Предоставленный отрывок:
☆ ☆ ☆ ☆ ☆ ☆ ☆

«Пожалуй, главная проблема адаптации к работе в правительстве, особенно в условиях экстремального кризиса, – это радикальное изменение протяженности времени, – писал Егор. – Ученый планирует свою работу в размеренности лет, месяцев, недель. Советник измеряет время в часах и днях. Руководитель правительства вынужден оперировать временем в секундах, в лучшем случае – минутах. Спокойно подумать несколько часов, неспешно посоветоваться – почти роскошь. В течение получаса провести важное совещание, за три минуты успеть связаться с Минфином – дать распоряжение, за две минуты пообедать, еще через одну минуту выскочить из кабинета, чтобы мчаться выступать в Верховный Совет, – вот это норма, и такая круговерть беспрерывно в течение дня, с раннего утра до поздней ночи. Этот ритм жизни неизбежно создает серьезные препятствия в общении с людьми, друзьями. Нельзя же пригласить близкого друга для хорошего разговора в два тридцать пять ночи, уделив ему семь минут. Так просто не делается. В результате круг общения неизбежно сжимается до тех, с кем видишься только по делу. Времени не хватает даже на самых близких людей. За весь 1992 год, наверное, всего раза три успел выбраться к родителям, и каждый раз уже под утро и смертельно уставший».
…За весь год выбрался к родителям всего три раза? Это он-то? Вот настолько не хватало времени?
Ну а когда выбирался или звонил – разговоры тоже были не из легких. Особенно с мамой.
«Стоя в очереди за хлебом, она, к своему изумлению, слышит рассказы о том, что сами-то Гайдары как сыр в масле катаются и в очередях-то, небось, не простаивают. А тут еще вдруг выясняется, что и привычный мир друзей, которые десятилетиями бывали у нее дома, разделился на тех, кто поддержал реформы сына, и тех, кто их категорически не принимает. И все это неожиданно, резко, без всякой подготовки… Понимая это, пытаюсь выкроить свободную минуту хоть позвонить, успокоить».
Но наиболее точно свое состояние он сформулировал так:
«…В общем, нет ни хлеба, ни золота. И нет возможности платить по кредитам. А новых ждать неоткуда. Потрясающим сюрпризом для меня это не явилось, и все же до прихода в правительство оставались какие-то иллюзии, надежды, что, может, дела чуть лучше, чем кажется, что есть тайные, подкожные резервы. Но нет, ничего нет!
Знаете, как бывает, когда видишь кошмарный сон? Конечно, страшно, но где-то в подсознании теплится надежда: ничего, стоит сделать усилие, проснуться, и ужасы исчезнут… А здесь делаешь это чертово усилие, открываешь глаза, а кошмар – вот он, рядом».
Засыпаешь – кошмар. Просыпаешься – кошмар.
Неоднократно, конечно, Гайдар ночевал на работе в эти месяцы. Вставал с больной головой. Пришпоривал себя крепким чаем, чтобы мобилизовать последние ресурсы организма. Сын Петр до сих пор считает, что разлад в организме отца начался именно с этого жуткого для него 1992 года.

☆ ☆ ☆ ☆ ☆ ☆ ☆

Исходные данные:

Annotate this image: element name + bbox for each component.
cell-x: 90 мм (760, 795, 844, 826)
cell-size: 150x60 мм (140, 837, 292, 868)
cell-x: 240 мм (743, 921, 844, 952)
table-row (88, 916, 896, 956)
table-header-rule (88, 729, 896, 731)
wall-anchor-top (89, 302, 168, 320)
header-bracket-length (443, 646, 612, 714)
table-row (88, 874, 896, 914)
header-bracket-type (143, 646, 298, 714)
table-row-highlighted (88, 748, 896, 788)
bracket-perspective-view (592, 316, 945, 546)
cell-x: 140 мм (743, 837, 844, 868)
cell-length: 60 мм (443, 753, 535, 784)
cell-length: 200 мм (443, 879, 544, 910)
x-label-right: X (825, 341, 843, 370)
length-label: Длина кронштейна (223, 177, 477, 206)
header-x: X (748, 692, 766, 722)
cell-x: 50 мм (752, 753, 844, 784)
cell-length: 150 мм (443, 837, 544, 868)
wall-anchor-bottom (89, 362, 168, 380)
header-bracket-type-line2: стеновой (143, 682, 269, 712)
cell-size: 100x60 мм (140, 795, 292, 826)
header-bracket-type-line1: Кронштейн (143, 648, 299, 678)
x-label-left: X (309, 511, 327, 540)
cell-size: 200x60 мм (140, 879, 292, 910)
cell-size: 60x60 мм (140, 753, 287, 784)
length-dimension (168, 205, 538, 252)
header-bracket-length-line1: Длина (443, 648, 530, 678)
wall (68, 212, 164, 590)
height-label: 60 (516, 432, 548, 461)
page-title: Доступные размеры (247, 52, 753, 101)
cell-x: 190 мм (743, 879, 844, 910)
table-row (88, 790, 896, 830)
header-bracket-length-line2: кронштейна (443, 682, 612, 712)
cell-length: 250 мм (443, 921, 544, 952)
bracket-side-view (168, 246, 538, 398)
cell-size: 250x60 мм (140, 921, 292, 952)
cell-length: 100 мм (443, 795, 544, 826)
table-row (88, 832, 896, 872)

☆ ☆ ☆ ☆ ☆ ☆ ☆

Задание к выполнению: Перепишите часть отрывка о Гайдаре от слов «Засыпаешь – кошмар.» до слов «него 1992 года.» включительно, заменив «крепким чаем» на «крепким кофе».

Результат выполнения:
Засыпаешь – кошмар. Просыпаешься – кошмар.
Неоднократно, конечно, Гайдар ночевал на работе в эти месяцы. Вставал с больной головой. Пришпоривал себя крепким кофе, чтобы мобилизовать последние ресурсы организма. Сын Петр до сих пор считает, что разлад в организме отца начался именно с этого жуткого для него 1992 года.